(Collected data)
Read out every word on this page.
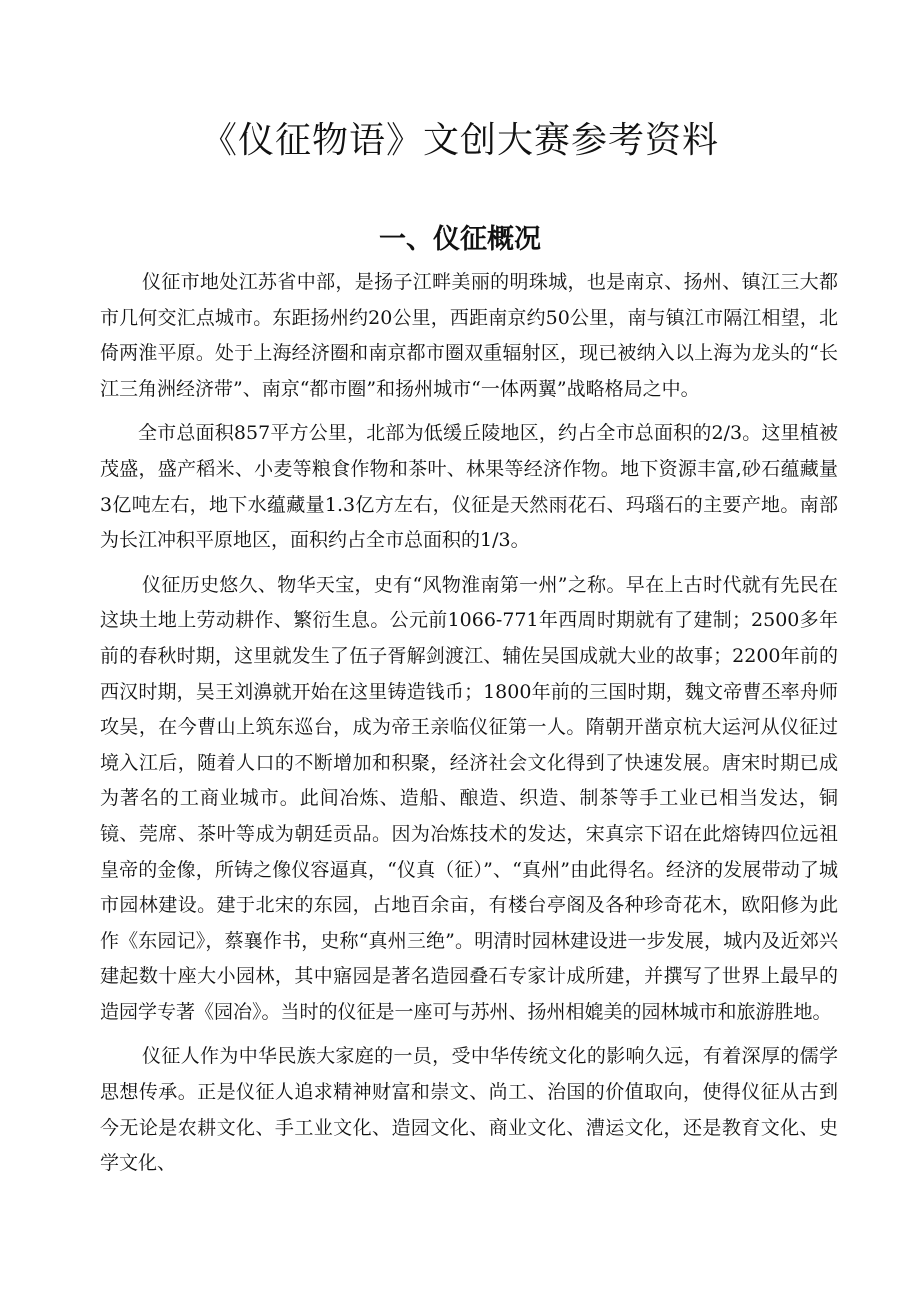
《仪征物语》文创大赛参考资料
一、仪征概况

仪征市地处江苏省中部，是扬子江畔美丽的明珠城，也是南京、扬州、镇江三大都市几何交汇点城市。东距扬州约20公里，西距南京约50公里，南与镇江市隔江相望，北倚两淮平原。处于上海经济圈和南京都市圈双重辐射区，现已被纳入以上海为龙头的“长江三角洲经济带”、南京“都市圈”和扬州城市“一体两翼”战略格局之中。

全市总面积857平方公里，北部为低缓丘陵地区，约占全市总面积的2/3。这里植被茂盛，盛产稻米、小麦等粮食作物和茶叶、林果等经济作物。地下资源丰富,砂石蕴藏量3亿吨左右，地下水蕴藏量1.3亿方左右，仪征是天然雨花石、玛瑙石的主要产地。南部为长江冲积平原地区，面积约占全市总面积的1/3。

仪征历史悠久、物华天宝，史有“风物淮南第一州”之称。早在上古时代就有先民在这块土地上劳动耕作、繁衍生息。公元前1066-771年西周时期就有了建制；2500多年前的春秋时期，这里就发生了伍子胥解剑渡江、辅佐吴国成就大业的故事；2200年前的西汉时期，吴王刘濞就开始在这里铸造钱币；1800年前的三国时期，魏文帝曹丕率舟师攻吴，在今曹山上筑东巡台，成为帝王亲临仪征第一人。隋朝开凿京杭大运河从仪征过境入江后，随着人口的不断增加和积聚，经济社会文化得到了快速发展。唐宋时期已成为著名的工商业城市。此间冶炼、造船、酿造、织造、制茶等手工业已相当发达，铜镜、莞席、茶叶等成为朝廷贡品。因为冶炼技术的发达，宋真宗下诏在此熔铸四位远祖皇帝的金像，所铸之像仪容逼真，“仪真（征）”、“真州”由此得名。经济的发展带动了城市园林建设。建于北宋的东园，占地百余亩，有楼台亭阁及各种珍奇花木，欧阳修为此作《东园记》，蔡襄作书，史称“真州三绝”。明清时园林建设进一步发展，城内及近郊兴建起数十座大小园林，其中寤园是著名造园叠石专家计成所建，并撰写了世界上最早的造园学专著《园冶》。当时的仪征是一座可与苏州、扬州相媲美的园林城市和旅游胜地。

仪征人作为中华民族大家庭的一员，受中华传统文化的影响久远，有着深厚的儒学思想传承。正是仪征人追求精神财富和崇文、尚工、治国的价值取向，使得仪征从古到今无论是农耕文化、手工业文化、造园文化、商业文化、漕运文化，还是教育文化、史学文化、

▶ What you will do
Every line above should be repeated exactly; pictures stay out of the copy.

▶ Reply to the exercise
Read out every word on this page.
《仪征物语》文创大赛参考资料
一、仪征概况

仪征市地处江苏省中部，是扬子江畔美丽的明珠城，也是南京、扬州、镇江三大都市几何交汇点城市。东距扬州约20公里，西距南京约50公里，南与镇江市隔江相望，北倚两淮平原。处于上海经济圈和南京都市圈双重辐射区，现已被纳入以上海为龙头的“长江三角洲经济带”、南京“都市圈”和扬州城市“一体两翼”战略格局之中。

全市总面积857平方公里，北部为低缓丘陵地区，约占全市总面积的2/3。这里植被茂盛，盛产稻米、小麦等粮食作物和茶叶、林果等经济作物。地下资源丰富,砂石蕴藏量3亿吨左右，地下水蕴藏量1.3亿方左右，仪征是天然雨花石、玛瑙石的主要产地。南部为长江冲积平原地区，面积约占全市总面积的1/3。

仪征历史悠久、物华天宝，史有“风物淮南第一州”之称。早在上古时代就有先民在这块土地上劳动耕作、繁衍生息。公元前1066-771年西周时期就有了建制；2500多年前的春秋时期，这里就发生了伍子胥解剑渡江、辅佐吴国成就大业的故事；2200年前的西汉时期，吴王刘濞就开始在这里铸造钱币；1800年前的三国时期，魏文帝曹丕率舟师攻吴，在今曹山上筑东巡台，成为帝王亲临仪征第一人。隋朝开凿京杭大运河从仪征过境入江后，随着人口的不断增加和积聚，经济社会文化得到了快速发展。唐宋时期已成为著名的工商业城市。此间冶炼、造船、酿造、织造、制茶等手工业已相当发达，铜镜、莞席、茶叶等成为朝廷贡品。因为冶炼技术的发达，宋真宗下诏在此熔铸四位远祖皇帝的金像，所铸之像仪容逼真，“仪真（征）”、“真州”由此得名。经济的发展带动了城市园林建设。建于北宋的东园，占地百余亩，有楼台亭阁及各种珍奇花木，欧阳修为此作《东园记》，蔡襄作书，史称“真州三绝”。明清时园林建设进一步发展，城内及近郊兴建起数十座大小园林，其中寤园是著名造园叠石专家计成所建，并撰写了世界上最早的造园学专著《园冶》。当时的仪征是一座可与苏州、扬州相媲美的园林城市和旅游胜地。

仪征人作为中华民族大家庭的一员，受中华传统文化的影响久远，有着深厚的儒学思想传承。正是仪征人追求精神财富和崇文、尚工、治国的价值取向，使得仪征从古到今无论是农耕文化、手工业文化、造园文化、商业文化、漕运文化，还是教育文化、史学文化、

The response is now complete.